[BEGIN RECORDS FOR PROCESSING]

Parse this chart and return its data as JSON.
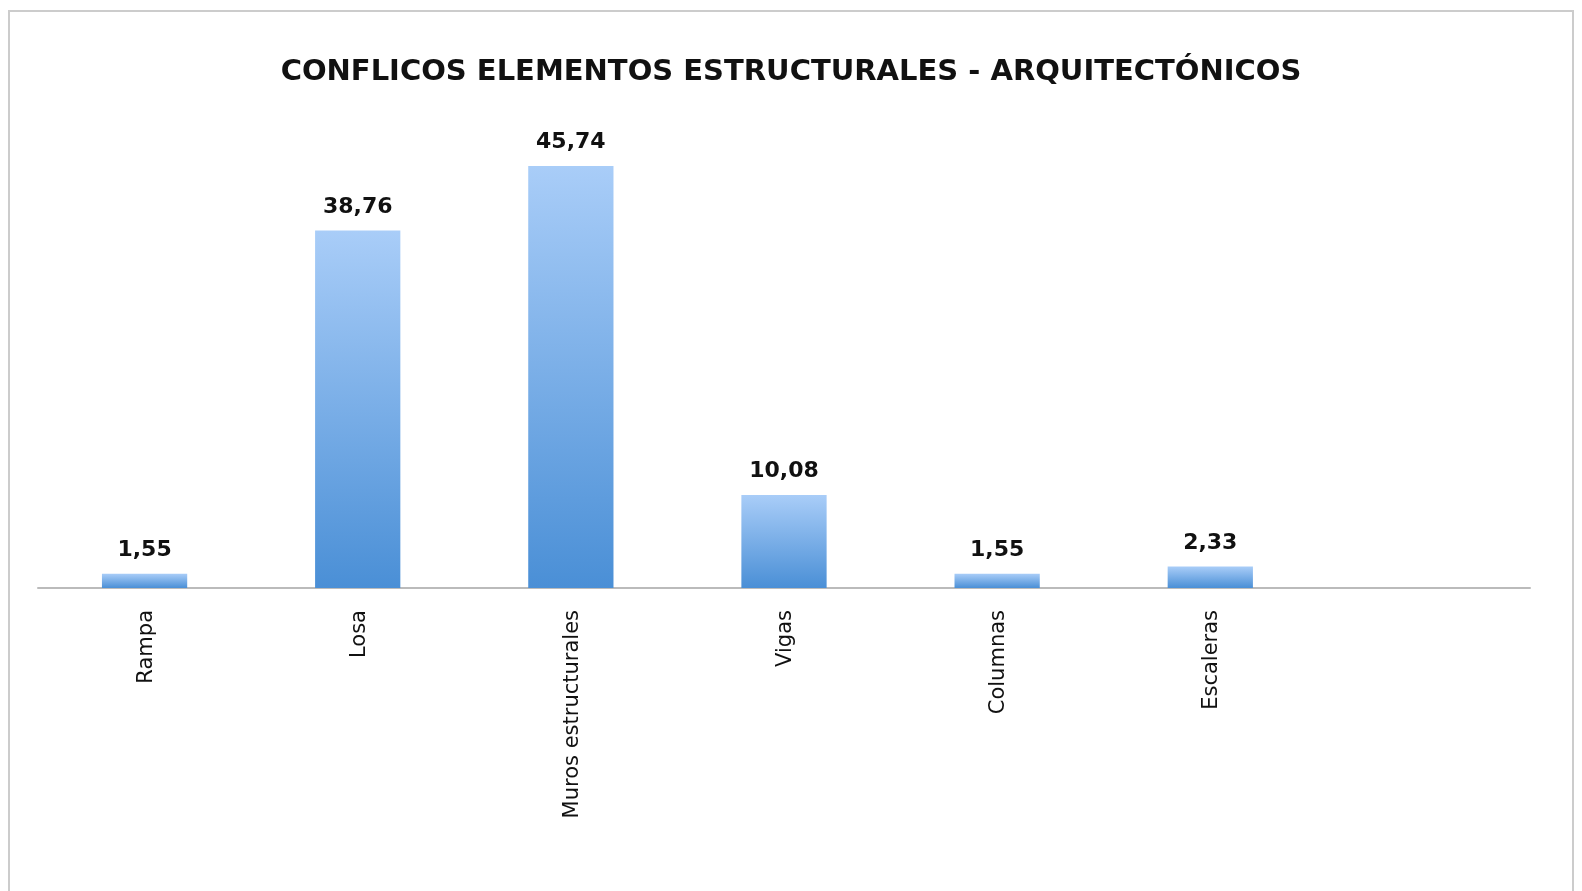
{
  "chart_data": {
    "type": "bar",
    "title": "CONFLICOS ELEMENTOS ESTRUCTURALES - ARQUITECTÓNICOS",
    "categories": [
      "Rampa",
      "Losa",
      "Muros estructurales",
      "Vigas",
      "Columnas",
      "Escaleras",
      null
    ],
    "values": [
      1.55,
      38.76,
      45.74,
      10.08,
      1.55,
      2.33,
      null
    ],
    "value_labels": [
      "1,55",
      "38,76",
      "45,74",
      "10,08",
      "1,55",
      "2,33",
      null
    ],
    "color": "#4a8fd6",
    "relative": false
  }
}
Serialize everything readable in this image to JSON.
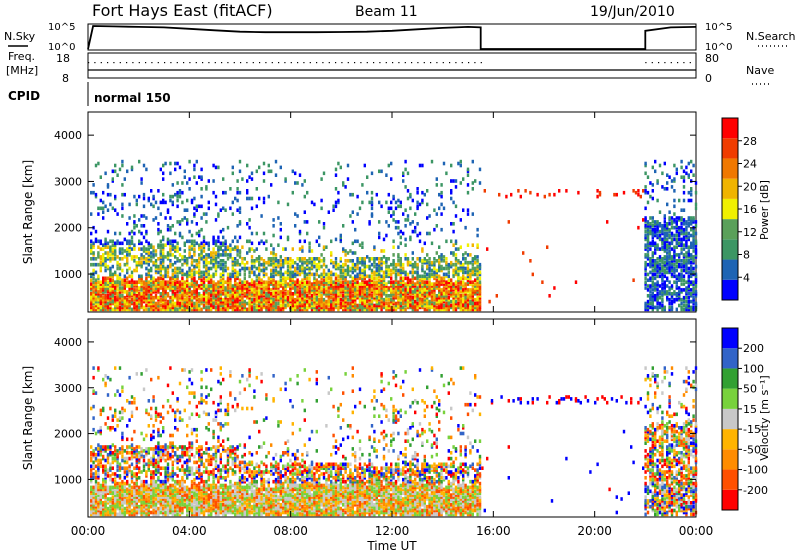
{
  "header": {
    "radar": "Fort Hays East (fitACF)",
    "beam": "Beam 11",
    "date": "19/Jun/2010"
  },
  "panel_labels": {
    "nsky": "N.Sky",
    "freq": "Freq.",
    "freq_unit": "[MHz]",
    "cpid": "CPID",
    "nsearch": "N.Search",
    "nave": "Nave",
    "cpid_value": "normal 150"
  },
  "colors": {
    "power": [
      "#0000ff",
      "#1e64b4",
      "#3c9664",
      "#5aa05a",
      "#f0f000",
      "#f0b400",
      "#f07800",
      "#f03c00",
      "#ff0000"
    ],
    "velocity": [
      "#ff0000",
      "#ff5000",
      "#ff8c00",
      "#ffb400",
      "#c8c8c8",
      "#78d23c",
      "#32a032",
      "#3264c8",
      "#0000ff"
    ],
    "line": "#000000"
  },
  "chart_data": [
    {
      "type": "line",
      "name": "noise-panel",
      "x_ticks": [
        "00:00",
        "04:00",
        "08:00",
        "12:00",
        "16:00",
        "20:00",
        "00:00"
      ],
      "left_axis": {
        "top": "10^5",
        "bottom": "10^0"
      },
      "right_axis": {
        "top": "10^5",
        "bottom": "10^0"
      },
      "series_sky_x_hours": [
        0.0,
        0.2,
        1.0,
        2.0,
        3.0,
        4.0,
        5.0,
        6.0,
        7.0,
        8.0,
        9.0,
        10.0,
        11.0,
        12.0,
        13.0,
        14.0,
        15.0,
        15.5,
        15.5,
        22.0,
        22.0,
        23.0,
        24.0
      ],
      "series_sky_y_log": [
        0.0,
        4.8,
        4.7,
        4.6,
        4.5,
        4.2,
        3.9,
        3.6,
        3.5,
        3.5,
        3.5,
        3.55,
        3.6,
        3.8,
        4.1,
        4.4,
        4.6,
        4.5,
        0.0,
        0.0,
        3.8,
        4.5,
        4.6
      ]
    },
    {
      "type": "scatter",
      "name": "freq-nave-panel",
      "left_axis": {
        "top": "18",
        "bottom": "8"
      },
      "right_axis": {
        "top": "80",
        "bottom": "0"
      },
      "freq_mhz": 10.5
    },
    {
      "type": "heatmap",
      "name": "power-panel",
      "xlabel": "",
      "ylabel": "Slant Range [km]",
      "x_ticks": [
        "00:00",
        "04:00",
        "08:00",
        "12:00",
        "16:00",
        "20:00",
        "00:00"
      ],
      "y_ticks": [
        1000,
        2000,
        3000,
        4000
      ],
      "ylim": [
        180,
        4500
      ],
      "xlim_hours": [
        0,
        24
      ],
      "colorbar": {
        "label": "Power [dB]",
        "ticks": [
          "4",
          "8",
          "12",
          "16",
          "20",
          "24",
          "28"
        ]
      }
    },
    {
      "type": "heatmap",
      "name": "velocity-panel",
      "xlabel": "Time UT",
      "ylabel": "Slant Range [km]",
      "x_ticks": [
        "00:00",
        "04:00",
        "08:00",
        "12:00",
        "16:00",
        "20:00",
        "00:00"
      ],
      "y_ticks": [
        1000,
        2000,
        3000,
        4000
      ],
      "ylim": [
        180,
        4500
      ],
      "xlim_hours": [
        0,
        24
      ],
      "colorbar": {
        "label": "Velocity [m s⁻¹]",
        "ticks": [
          "-200",
          "-100",
          "-50",
          "-15",
          "15",
          "50",
          "100",
          "200"
        ]
      }
    }
  ]
}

[END RECORDS FOR PROCESSING]

**EXERCISE AIM**
Leave the pictures out, and print every line of the listing exactly as written.

**ANSWER**
Parse this chart and return its data as JSON.
{
  "chart_data": {
    "type": "bar",
    "title": "CONFLICOS ELEMENTOS ESTRUCTURALES - ARQUITECTÓNICOS",
    "categories": [
      "Rampa",
      "Losa",
      "Muros estructurales",
      "Vigas",
      "Columnas",
      "Escaleras",
      null
    ],
    "values": [
      1.55,
      38.76,
      45.74,
      10.08,
      1.55,
      2.33,
      null
    ],
    "value_labels": [
      "1,55",
      "38,76",
      "45,74",
      "10,08",
      "1,55",
      "2,33",
      null
    ],
    "color": "#4a8fd6",
    "relative": false
  }
}
Serialize everything readable in this image to JSON.
{
  "header": {
    "radar": "Fort Hays East (fitACF)",
    "beam": "Beam 11",
    "date": "19/Jun/2010"
  },
  "panel_labels": {
    "nsky": "N.Sky",
    "freq": "Freq.",
    "freq_unit": "[MHz]",
    "cpid": "CPID",
    "nsearch": "N.Search",
    "nave": "Nave",
    "cpid_value": "normal 150"
  },
  "colors": {
    "power": [
      "#0000ff",
      "#1e64b4",
      "#3c9664",
      "#5aa05a",
      "#f0f000",
      "#f0b400",
      "#f07800",
      "#f03c00",
      "#ff0000"
    ],
    "velocity": [
      "#ff0000",
      "#ff5000",
      "#ff8c00",
      "#ffb400",
      "#c8c8c8",
      "#78d23c",
      "#32a032",
      "#3264c8",
      "#0000ff"
    ],
    "line": "#000000"
  },
  "chart_data": [
    {
      "type": "line",
      "name": "noise-panel",
      "x_ticks": [
        "00:00",
        "04:00",
        "08:00",
        "12:00",
        "16:00",
        "20:00",
        "00:00"
      ],
      "left_axis": {
        "top": "10^5",
        "bottom": "10^0"
      },
      "right_axis": {
        "top": "10^5",
        "bottom": "10^0"
      },
      "series_sky_x_hours": [
        0.0,
        0.2,
        1.0,
        2.0,
        3.0,
        4.0,
        5.0,
        6.0,
        7.0,
        8.0,
        9.0,
        10.0,
        11.0,
        12.0,
        13.0,
        14.0,
        15.0,
        15.5,
        15.5,
        22.0,
        22.0,
        23.0,
        24.0
      ],
      "series_sky_y_log": [
        0.0,
        4.8,
        4.7,
        4.6,
        4.5,
        4.2,
        3.9,
        3.6,
        3.5,
        3.5,
        3.5,
        3.55,
        3.6,
        3.8,
        4.1,
        4.4,
        4.6,
        4.5,
        0.0,
        0.0,
        3.8,
        4.5,
        4.6
      ]
    },
    {
      "type": "scatter",
      "name": "freq-nave-panel",
      "left_axis": {
        "top": "18",
        "bottom": "8"
      },
      "right_axis": {
        "top": "80",
        "bottom": "0"
      },
      "freq_mhz": 10.5
    },
    {
      "type": "heatmap",
      "name": "power-panel",
      "xlabel": "",
      "ylabel": "Slant Range [km]",
      "x_ticks": [
        "00:00",
        "04:00",
        "08:00",
        "12:00",
        "16:00",
        "20:00",
        "00:00"
      ],
      "y_ticks": [
        1000,
        2000,
        3000,
        4000
      ],
      "ylim": [
        180,
        4500
      ],
      "xlim_hours": [
        0,
        24
      ],
      "colorbar": {
        "label": "Power [dB]",
        "ticks": [
          "4",
          "8",
          "12",
          "16",
          "20",
          "24",
          "28"
        ]
      }
    },
    {
      "type": "heatmap",
      "name": "velocity-panel",
      "xlabel": "Time UT",
      "ylabel": "Slant Range [km]",
      "x_ticks": [
        "00:00",
        "04:00",
        "08:00",
        "12:00",
        "16:00",
        "20:00",
        "00:00"
      ],
      "y_ticks": [
        1000,
        2000,
        3000,
        4000
      ],
      "ylim": [
        180,
        4500
      ],
      "xlim_hours": [
        0,
        24
      ],
      "colorbar": {
        "label": "Velocity [m s⁻¹]",
        "ticks": [
          "-200",
          "-100",
          "-50",
          "-15",
          "15",
          "50",
          "100",
          "200"
        ]
      }
    }
  ]
}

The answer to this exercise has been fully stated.